* **Exercise goal**:
Make an exact copy of all the entries, with the pictures left out.

# start of Excerpted data

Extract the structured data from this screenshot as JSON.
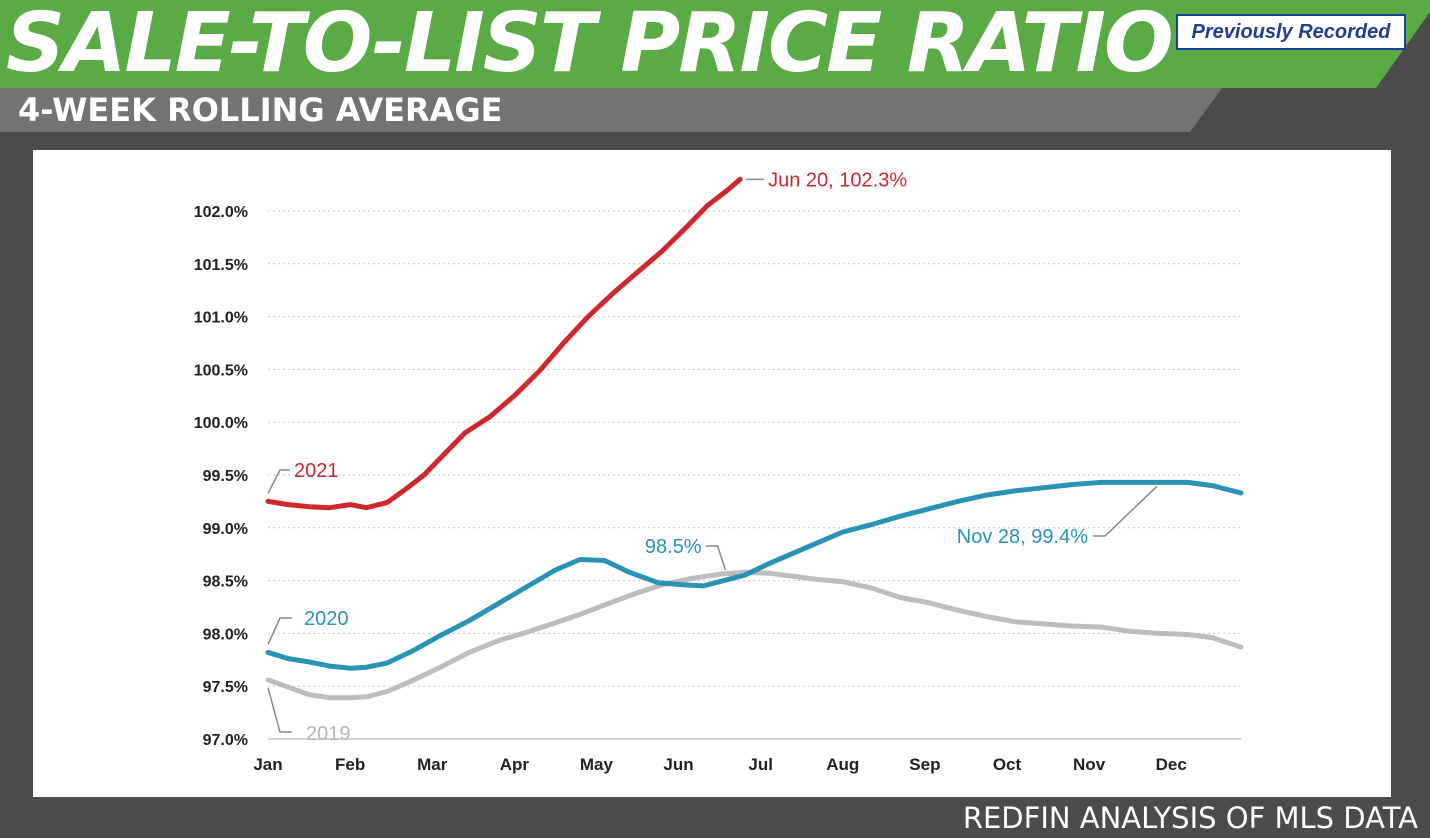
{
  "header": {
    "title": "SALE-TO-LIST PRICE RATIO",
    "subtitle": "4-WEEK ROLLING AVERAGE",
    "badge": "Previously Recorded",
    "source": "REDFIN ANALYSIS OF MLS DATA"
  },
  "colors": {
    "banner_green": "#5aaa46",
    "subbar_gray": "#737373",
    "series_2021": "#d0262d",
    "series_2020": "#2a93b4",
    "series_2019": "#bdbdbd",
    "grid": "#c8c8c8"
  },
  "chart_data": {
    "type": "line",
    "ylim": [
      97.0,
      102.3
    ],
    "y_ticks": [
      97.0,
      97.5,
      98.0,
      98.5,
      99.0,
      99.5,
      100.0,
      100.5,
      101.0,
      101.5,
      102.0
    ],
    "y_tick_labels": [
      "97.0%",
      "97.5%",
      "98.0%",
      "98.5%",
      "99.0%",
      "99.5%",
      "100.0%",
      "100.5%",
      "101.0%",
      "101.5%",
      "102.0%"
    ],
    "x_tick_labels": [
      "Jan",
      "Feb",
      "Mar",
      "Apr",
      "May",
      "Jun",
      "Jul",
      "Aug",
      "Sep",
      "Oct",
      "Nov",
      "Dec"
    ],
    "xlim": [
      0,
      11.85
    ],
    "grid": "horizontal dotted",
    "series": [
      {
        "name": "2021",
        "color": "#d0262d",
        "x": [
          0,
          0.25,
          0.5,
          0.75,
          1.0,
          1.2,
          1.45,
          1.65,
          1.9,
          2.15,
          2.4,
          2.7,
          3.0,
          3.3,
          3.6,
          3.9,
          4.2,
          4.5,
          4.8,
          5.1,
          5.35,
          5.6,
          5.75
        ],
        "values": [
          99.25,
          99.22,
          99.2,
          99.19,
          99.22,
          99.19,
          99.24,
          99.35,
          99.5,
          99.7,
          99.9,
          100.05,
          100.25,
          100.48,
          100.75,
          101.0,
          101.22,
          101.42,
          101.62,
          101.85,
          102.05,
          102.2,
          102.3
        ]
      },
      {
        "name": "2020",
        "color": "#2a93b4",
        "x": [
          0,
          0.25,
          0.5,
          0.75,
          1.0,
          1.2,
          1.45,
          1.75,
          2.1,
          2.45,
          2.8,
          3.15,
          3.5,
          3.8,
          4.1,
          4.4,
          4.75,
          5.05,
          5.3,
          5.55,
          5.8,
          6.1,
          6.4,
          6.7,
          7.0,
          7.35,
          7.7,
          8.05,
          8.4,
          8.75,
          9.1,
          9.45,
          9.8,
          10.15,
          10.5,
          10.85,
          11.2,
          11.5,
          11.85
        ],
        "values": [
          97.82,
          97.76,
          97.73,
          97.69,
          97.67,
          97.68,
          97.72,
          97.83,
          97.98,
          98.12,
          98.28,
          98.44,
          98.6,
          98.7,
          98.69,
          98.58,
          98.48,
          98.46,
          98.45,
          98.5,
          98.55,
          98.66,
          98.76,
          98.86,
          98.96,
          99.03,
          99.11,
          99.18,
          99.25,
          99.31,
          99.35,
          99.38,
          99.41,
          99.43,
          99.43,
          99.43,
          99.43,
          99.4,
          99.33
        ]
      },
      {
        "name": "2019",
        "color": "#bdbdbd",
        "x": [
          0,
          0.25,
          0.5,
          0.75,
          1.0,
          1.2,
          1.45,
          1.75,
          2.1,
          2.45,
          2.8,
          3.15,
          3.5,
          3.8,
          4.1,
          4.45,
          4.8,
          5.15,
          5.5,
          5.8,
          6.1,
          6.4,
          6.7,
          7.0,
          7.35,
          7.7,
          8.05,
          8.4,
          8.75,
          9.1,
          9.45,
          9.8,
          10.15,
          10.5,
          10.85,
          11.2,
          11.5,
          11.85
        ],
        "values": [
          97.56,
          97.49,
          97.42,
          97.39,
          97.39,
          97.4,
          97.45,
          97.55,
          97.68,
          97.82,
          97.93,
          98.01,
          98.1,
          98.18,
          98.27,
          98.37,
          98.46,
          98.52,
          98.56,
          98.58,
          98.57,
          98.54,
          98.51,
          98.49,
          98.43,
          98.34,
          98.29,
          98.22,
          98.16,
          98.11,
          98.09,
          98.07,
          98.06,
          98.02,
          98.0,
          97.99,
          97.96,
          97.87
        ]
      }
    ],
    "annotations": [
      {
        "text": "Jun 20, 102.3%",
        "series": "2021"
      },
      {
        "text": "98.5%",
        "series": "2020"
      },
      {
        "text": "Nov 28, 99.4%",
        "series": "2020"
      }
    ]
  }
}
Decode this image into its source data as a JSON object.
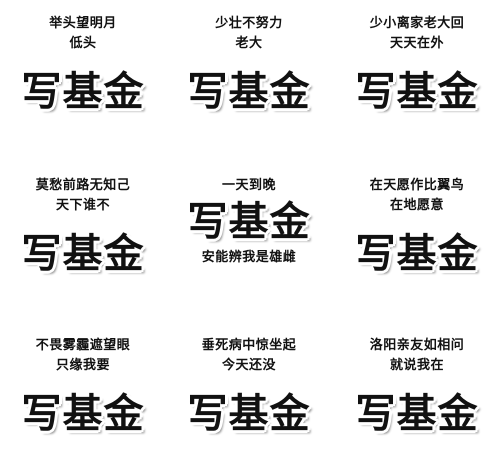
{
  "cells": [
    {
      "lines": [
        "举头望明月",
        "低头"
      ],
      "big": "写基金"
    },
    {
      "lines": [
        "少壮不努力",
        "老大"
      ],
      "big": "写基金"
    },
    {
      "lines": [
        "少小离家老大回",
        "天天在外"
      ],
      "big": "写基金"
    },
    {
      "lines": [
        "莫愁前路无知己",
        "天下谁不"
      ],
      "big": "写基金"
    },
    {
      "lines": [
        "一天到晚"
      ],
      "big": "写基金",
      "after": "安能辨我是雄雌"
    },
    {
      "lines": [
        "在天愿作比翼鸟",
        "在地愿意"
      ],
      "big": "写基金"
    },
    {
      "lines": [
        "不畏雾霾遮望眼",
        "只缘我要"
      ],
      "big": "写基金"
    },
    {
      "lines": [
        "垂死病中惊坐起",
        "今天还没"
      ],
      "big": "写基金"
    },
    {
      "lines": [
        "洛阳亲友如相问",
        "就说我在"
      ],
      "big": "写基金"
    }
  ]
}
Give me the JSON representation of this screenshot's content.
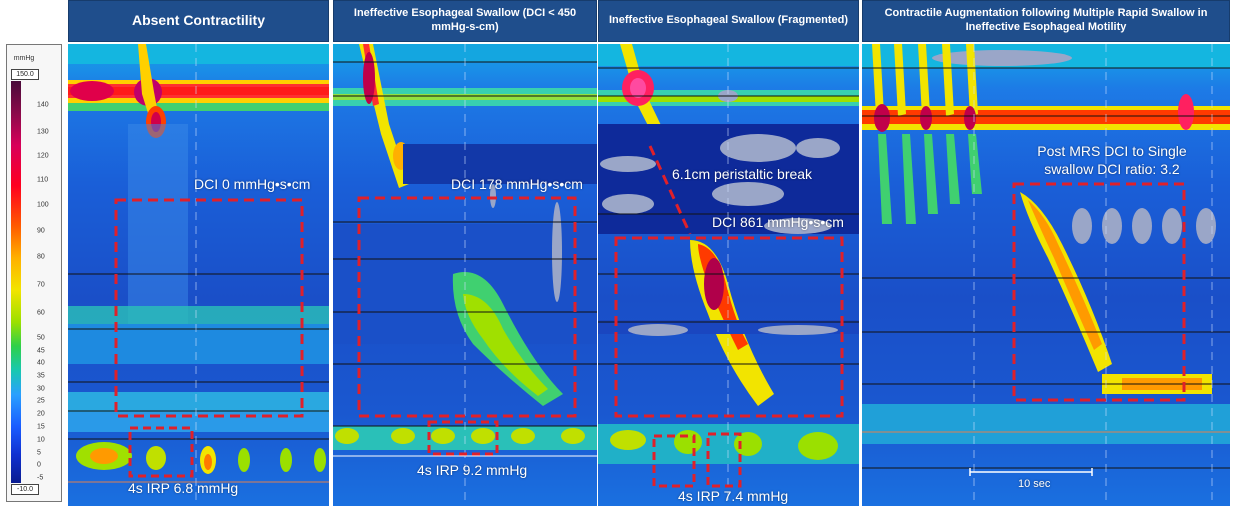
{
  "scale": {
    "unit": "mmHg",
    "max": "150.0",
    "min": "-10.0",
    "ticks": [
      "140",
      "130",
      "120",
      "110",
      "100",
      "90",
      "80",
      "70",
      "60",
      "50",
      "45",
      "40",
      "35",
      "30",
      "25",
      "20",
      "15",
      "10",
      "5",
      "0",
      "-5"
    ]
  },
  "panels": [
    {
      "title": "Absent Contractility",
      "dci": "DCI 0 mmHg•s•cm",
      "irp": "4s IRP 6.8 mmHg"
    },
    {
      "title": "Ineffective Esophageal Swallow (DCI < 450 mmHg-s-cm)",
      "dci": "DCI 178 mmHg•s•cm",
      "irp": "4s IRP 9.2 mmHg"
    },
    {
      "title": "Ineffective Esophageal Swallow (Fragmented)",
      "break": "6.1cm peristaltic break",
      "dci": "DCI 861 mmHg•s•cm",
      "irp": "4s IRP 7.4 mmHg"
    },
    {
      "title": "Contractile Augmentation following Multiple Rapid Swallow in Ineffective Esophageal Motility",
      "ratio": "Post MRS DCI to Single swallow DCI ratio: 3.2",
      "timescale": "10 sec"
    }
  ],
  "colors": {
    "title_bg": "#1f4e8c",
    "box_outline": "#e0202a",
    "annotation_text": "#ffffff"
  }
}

# end of Excerpted data

* **Final answer**:
Extract the structured data from this screenshot as JSON.
{
  "header": {
    "title": "SALE-TO-LIST PRICE RATIO",
    "subtitle": "4-WEEK ROLLING AVERAGE",
    "badge": "Previously Recorded",
    "source": "REDFIN ANALYSIS OF MLS DATA"
  },
  "colors": {
    "banner_green": "#5aaa46",
    "subbar_gray": "#737373",
    "series_2021": "#d0262d",
    "series_2020": "#2a93b4",
    "series_2019": "#bdbdbd",
    "grid": "#c8c8c8"
  },
  "chart_data": {
    "type": "line",
    "ylim": [
      97.0,
      102.3
    ],
    "y_ticks": [
      97.0,
      97.5,
      98.0,
      98.5,
      99.0,
      99.5,
      100.0,
      100.5,
      101.0,
      101.5,
      102.0
    ],
    "y_tick_labels": [
      "97.0%",
      "97.5%",
      "98.0%",
      "98.5%",
      "99.0%",
      "99.5%",
      "100.0%",
      "100.5%",
      "101.0%",
      "101.5%",
      "102.0%"
    ],
    "x_tick_labels": [
      "Jan",
      "Feb",
      "Mar",
      "Apr",
      "May",
      "Jun",
      "Jul",
      "Aug",
      "Sep",
      "Oct",
      "Nov",
      "Dec"
    ],
    "xlim": [
      0,
      11.85
    ],
    "grid": "horizontal dotted",
    "series": [
      {
        "name": "2021",
        "color": "#d0262d",
        "x": [
          0,
          0.25,
          0.5,
          0.75,
          1.0,
          1.2,
          1.45,
          1.65,
          1.9,
          2.15,
          2.4,
          2.7,
          3.0,
          3.3,
          3.6,
          3.9,
          4.2,
          4.5,
          4.8,
          5.1,
          5.35,
          5.6,
          5.75
        ],
        "values": [
          99.25,
          99.22,
          99.2,
          99.19,
          99.22,
          99.19,
          99.24,
          99.35,
          99.5,
          99.7,
          99.9,
          100.05,
          100.25,
          100.48,
          100.75,
          101.0,
          101.22,
          101.42,
          101.62,
          101.85,
          102.05,
          102.2,
          102.3
        ]
      },
      {
        "name": "2020",
        "color": "#2a93b4",
        "x": [
          0,
          0.25,
          0.5,
          0.75,
          1.0,
          1.2,
          1.45,
          1.75,
          2.1,
          2.45,
          2.8,
          3.15,
          3.5,
          3.8,
          4.1,
          4.4,
          4.75,
          5.05,
          5.3,
          5.55,
          5.8,
          6.1,
          6.4,
          6.7,
          7.0,
          7.35,
          7.7,
          8.05,
          8.4,
          8.75,
          9.1,
          9.45,
          9.8,
          10.15,
          10.5,
          10.85,
          11.2,
          11.5,
          11.85
        ],
        "values": [
          97.82,
          97.76,
          97.73,
          97.69,
          97.67,
          97.68,
          97.72,
          97.83,
          97.98,
          98.12,
          98.28,
          98.44,
          98.6,
          98.7,
          98.69,
          98.58,
          98.48,
          98.46,
          98.45,
          98.5,
          98.55,
          98.66,
          98.76,
          98.86,
          98.96,
          99.03,
          99.11,
          99.18,
          99.25,
          99.31,
          99.35,
          99.38,
          99.41,
          99.43,
          99.43,
          99.43,
          99.43,
          99.4,
          99.33
        ]
      },
      {
        "name": "2019",
        "color": "#bdbdbd",
        "x": [
          0,
          0.25,
          0.5,
          0.75,
          1.0,
          1.2,
          1.45,
          1.75,
          2.1,
          2.45,
          2.8,
          3.15,
          3.5,
          3.8,
          4.1,
          4.45,
          4.8,
          5.15,
          5.5,
          5.8,
          6.1,
          6.4,
          6.7,
          7.0,
          7.35,
          7.7,
          8.05,
          8.4,
          8.75,
          9.1,
          9.45,
          9.8,
          10.15,
          10.5,
          10.85,
          11.2,
          11.5,
          11.85
        ],
        "values": [
          97.56,
          97.49,
          97.42,
          97.39,
          97.39,
          97.4,
          97.45,
          97.55,
          97.68,
          97.82,
          97.93,
          98.01,
          98.1,
          98.18,
          98.27,
          98.37,
          98.46,
          98.52,
          98.56,
          98.58,
          98.57,
          98.54,
          98.51,
          98.49,
          98.43,
          98.34,
          98.29,
          98.22,
          98.16,
          98.11,
          98.09,
          98.07,
          98.06,
          98.02,
          98.0,
          97.99,
          97.96,
          97.87
        ]
      }
    ],
    "annotations": [
      {
        "text": "Jun 20, 102.3%",
        "series": "2021"
      },
      {
        "text": "98.5%",
        "series": "2020"
      },
      {
        "text": "Nov 28, 99.4%",
        "series": "2020"
      }
    ]
  }
}
Decode this image into its source data as a JSON object.
{
  "cells": [
    {
      "lines": [
        "举头望明月",
        "低头"
      ],
      "big": "写基金"
    },
    {
      "lines": [
        "少壮不努力",
        "老大"
      ],
      "big": "写基金"
    },
    {
      "lines": [
        "少小离家老大回",
        "天天在外"
      ],
      "big": "写基金"
    },
    {
      "lines": [
        "莫愁前路无知己",
        "天下谁不"
      ],
      "big": "写基金"
    },
    {
      "lines": [
        "一天到晚"
      ],
      "big": "写基金",
      "after": "安能辨我是雄雌"
    },
    {
      "lines": [
        "在天愿作比翼鸟",
        "在地愿意"
      ],
      "big": "写基金"
    },
    {
      "lines": [
        "不畏雾霾遮望眼",
        "只缘我要"
      ],
      "big": "写基金"
    },
    {
      "lines": [
        "垂死病中惊坐起",
        "今天还没"
      ],
      "big": "写基金"
    },
    {
      "lines": [
        "洛阳亲友如相问",
        "就说我在"
      ],
      "big": "写基金"
    }
  ]
}
Give me the JSON representation of this screenshot's content.
{
  "scale": {
    "unit": "mmHg",
    "max": "150.0",
    "min": "-10.0",
    "ticks": [
      "140",
      "130",
      "120",
      "110",
      "100",
      "90",
      "80",
      "70",
      "60",
      "50",
      "45",
      "40",
      "35",
      "30",
      "25",
      "20",
      "15",
      "10",
      "5",
      "0",
      "-5"
    ]
  },
  "panels": [
    {
      "title": "Absent Contractility",
      "dci": "DCI 0 mmHg•s•cm",
      "irp": "4s IRP 6.8 mmHg"
    },
    {
      "title": "Ineffective Esophageal Swallow (DCI < 450 mmHg-s-cm)",
      "dci": "DCI 178 mmHg•s•cm",
      "irp": "4s IRP 9.2 mmHg"
    },
    {
      "title": "Ineffective Esophageal Swallow (Fragmented)",
      "break": "6.1cm peristaltic break",
      "dci": "DCI 861 mmHg•s•cm",
      "irp": "4s IRP 7.4 mmHg"
    },
    {
      "title": "Contractile Augmentation following Multiple Rapid Swallow in Ineffective Esophageal Motility",
      "ratio": "Post MRS DCI to Single swallow DCI ratio: 3.2",
      "timescale": "10 sec"
    }
  ],
  "colors": {
    "title_bg": "#1f4e8c",
    "box_outline": "#e0202a",
    "annotation_text": "#ffffff"
  }
}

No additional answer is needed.